_Exercise description_: Omit every picture while repeating the entries exactly.

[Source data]
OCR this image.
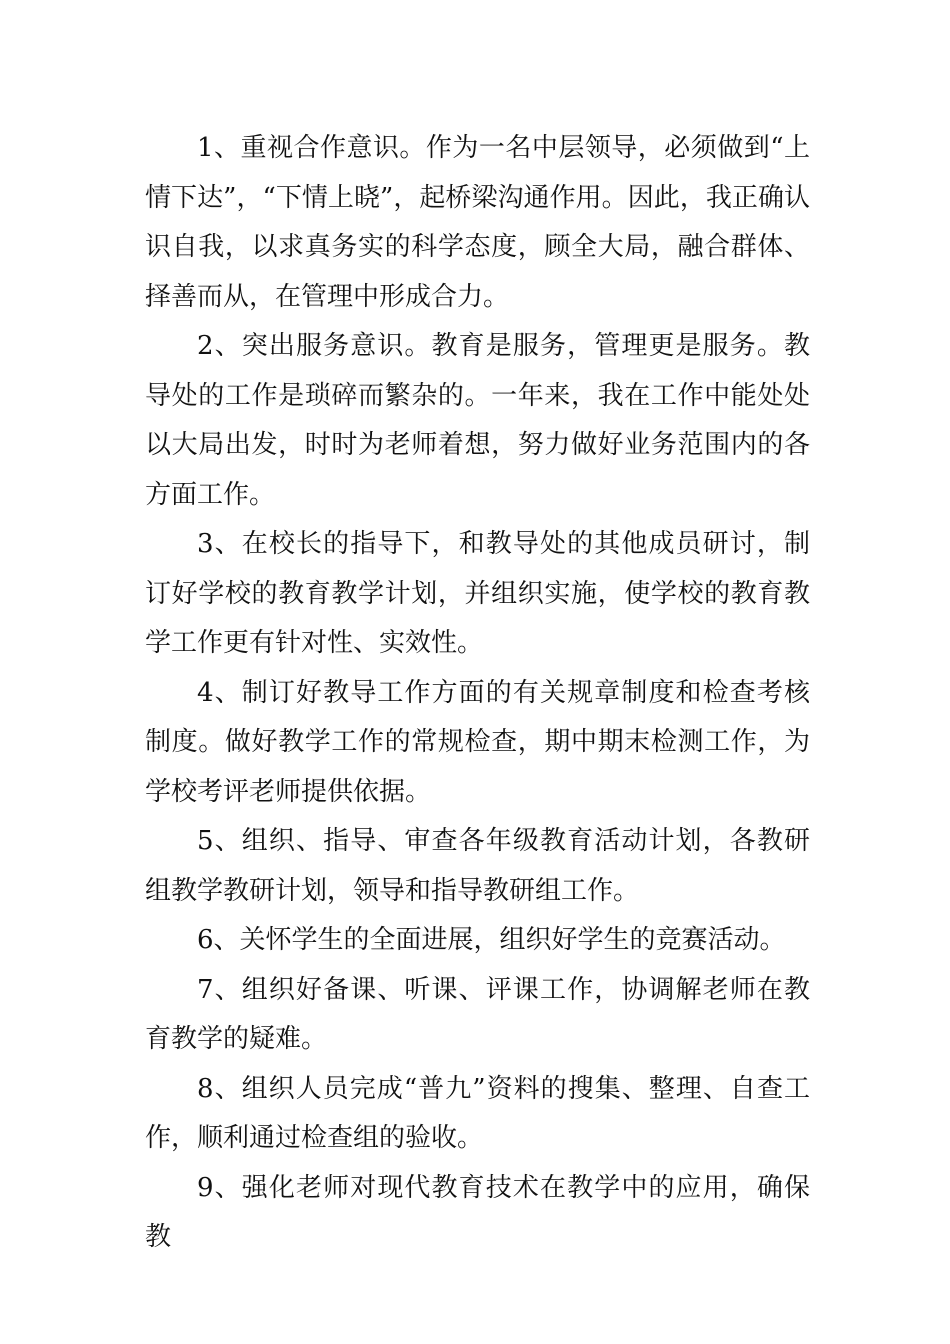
1、重视合作意识。作为一名中层领导，必须做到“上情下达”，“下情上晓”，起桥梁沟通作用。因此，我正确认识自我，以求真务实的科学态度，顾全大局，融合群体、择善而从，在管理中形成合力。

2、突出服务意识。教育是服务，管理更是服务。教导处的工作是琐碎而繁杂的。一年来，我在工作中能处处以大局出发，时时为老师着想，努力做好业务范围内的各方面工作。

3、在校长的指导下，和教导处的其他成员研讨，制订好学校的教育教学计划，并组织实施，使学校的教育教学工作更有针对性、实效性。

4、制订好教导工作方面的有关规章制度和检查考核制度。做好教学工作的常规检查，期中期末检测工作，为学校考评老师提供依据。

5、组织、指导、审查各年级教育活动计划，各教研组教学教研计划，领导和指导教研组工作。

6、关怀学生的全面进展，组织好学生的竞赛活动。

7、组织好备课、听课、评课工作，协调解老师在教育教学的疑难。

8、组织人员完成“普九”资料的搜集、整理、自查工作，顺利通过检查组的验收。

9、强化老师对现代教育技术在教学中的应用，确保教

_Problem solution_:
OCR this image.
1、重视合作意识。作为一名中层领导，必须做到“上情下达”，“下情上晓”，起桥梁沟通作用。因此，我正确认识自我，以求真务实的科学态度，顾全大局，融合群体、择善而从，在管理中形成合力。

2、突出服务意识。教育是服务，管理更是服务。教导处的工作是琐碎而繁杂的。一年来，我在工作中能处处以大局出发，时时为老师着想，努力做好业务范围内的各方面工作。

3、在校长的指导下，和教导处的其他成员研讨，制订好学校的教育教学计划，并组织实施，使学校的教育教学工作更有针对性、实效性。

4、制订好教导工作方面的有关规章制度和检查考核制度。做好教学工作的常规检查，期中期末检测工作，为学校考评老师提供依据。

5、组织、指导、审查各年级教育活动计划，各教研组教学教研计划，领导和指导教研组工作。

6、关怀学生的全面进展，组织好学生的竞赛活动。

7、组织好备课、听课、评课工作，协调解老师在教育教学的疑难。

8、组织人员完成“普九”资料的搜集、整理、自查工作，顺利通过检查组的验收。

9、强化老师对现代教育技术在教学中的应用，确保教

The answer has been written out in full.